EXERCISE: Go through the listing beneath this task and return every line that carries the string "Moderator".

----

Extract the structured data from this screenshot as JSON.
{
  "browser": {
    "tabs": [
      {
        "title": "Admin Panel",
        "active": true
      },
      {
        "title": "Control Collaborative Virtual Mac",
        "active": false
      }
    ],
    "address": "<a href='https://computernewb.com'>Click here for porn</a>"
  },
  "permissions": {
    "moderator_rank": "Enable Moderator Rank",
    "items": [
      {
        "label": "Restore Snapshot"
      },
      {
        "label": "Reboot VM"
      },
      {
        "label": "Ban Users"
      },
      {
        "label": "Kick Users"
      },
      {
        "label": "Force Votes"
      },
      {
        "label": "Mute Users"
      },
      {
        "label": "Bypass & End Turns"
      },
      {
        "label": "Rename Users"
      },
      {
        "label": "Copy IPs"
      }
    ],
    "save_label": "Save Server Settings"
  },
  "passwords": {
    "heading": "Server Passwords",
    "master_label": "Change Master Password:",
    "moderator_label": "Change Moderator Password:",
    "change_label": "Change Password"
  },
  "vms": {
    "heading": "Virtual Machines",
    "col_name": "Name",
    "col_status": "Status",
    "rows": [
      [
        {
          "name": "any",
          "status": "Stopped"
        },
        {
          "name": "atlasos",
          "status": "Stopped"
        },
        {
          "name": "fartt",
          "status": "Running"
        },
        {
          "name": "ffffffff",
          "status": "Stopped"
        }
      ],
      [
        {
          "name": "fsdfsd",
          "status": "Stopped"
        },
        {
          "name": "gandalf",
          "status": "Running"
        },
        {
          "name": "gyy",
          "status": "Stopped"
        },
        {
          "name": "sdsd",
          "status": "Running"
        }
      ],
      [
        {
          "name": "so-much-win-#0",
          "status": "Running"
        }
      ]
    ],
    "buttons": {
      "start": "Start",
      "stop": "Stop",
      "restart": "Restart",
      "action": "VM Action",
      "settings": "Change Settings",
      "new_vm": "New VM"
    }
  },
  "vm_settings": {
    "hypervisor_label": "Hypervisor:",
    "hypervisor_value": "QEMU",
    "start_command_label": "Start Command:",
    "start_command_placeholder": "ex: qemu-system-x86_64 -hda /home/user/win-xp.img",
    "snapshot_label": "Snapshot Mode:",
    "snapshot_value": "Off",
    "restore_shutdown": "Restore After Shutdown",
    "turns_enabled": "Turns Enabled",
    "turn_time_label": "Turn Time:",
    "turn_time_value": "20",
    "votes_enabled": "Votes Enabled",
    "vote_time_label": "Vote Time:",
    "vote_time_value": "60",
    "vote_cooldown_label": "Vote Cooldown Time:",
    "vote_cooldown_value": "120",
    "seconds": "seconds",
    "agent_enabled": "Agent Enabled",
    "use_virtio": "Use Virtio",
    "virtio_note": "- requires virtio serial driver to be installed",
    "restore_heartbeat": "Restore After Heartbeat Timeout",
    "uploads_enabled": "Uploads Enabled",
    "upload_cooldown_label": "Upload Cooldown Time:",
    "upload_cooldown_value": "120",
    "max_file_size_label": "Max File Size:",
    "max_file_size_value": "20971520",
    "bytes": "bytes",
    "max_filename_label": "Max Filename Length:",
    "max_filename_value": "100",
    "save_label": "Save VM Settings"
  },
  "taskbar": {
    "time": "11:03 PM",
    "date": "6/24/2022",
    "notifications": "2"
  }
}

----

ANSWER TO THE EXERCISE:
    "moderator_rank": "Enable Moderator Rank",
    "moderator_label": "Change Moderator Password:",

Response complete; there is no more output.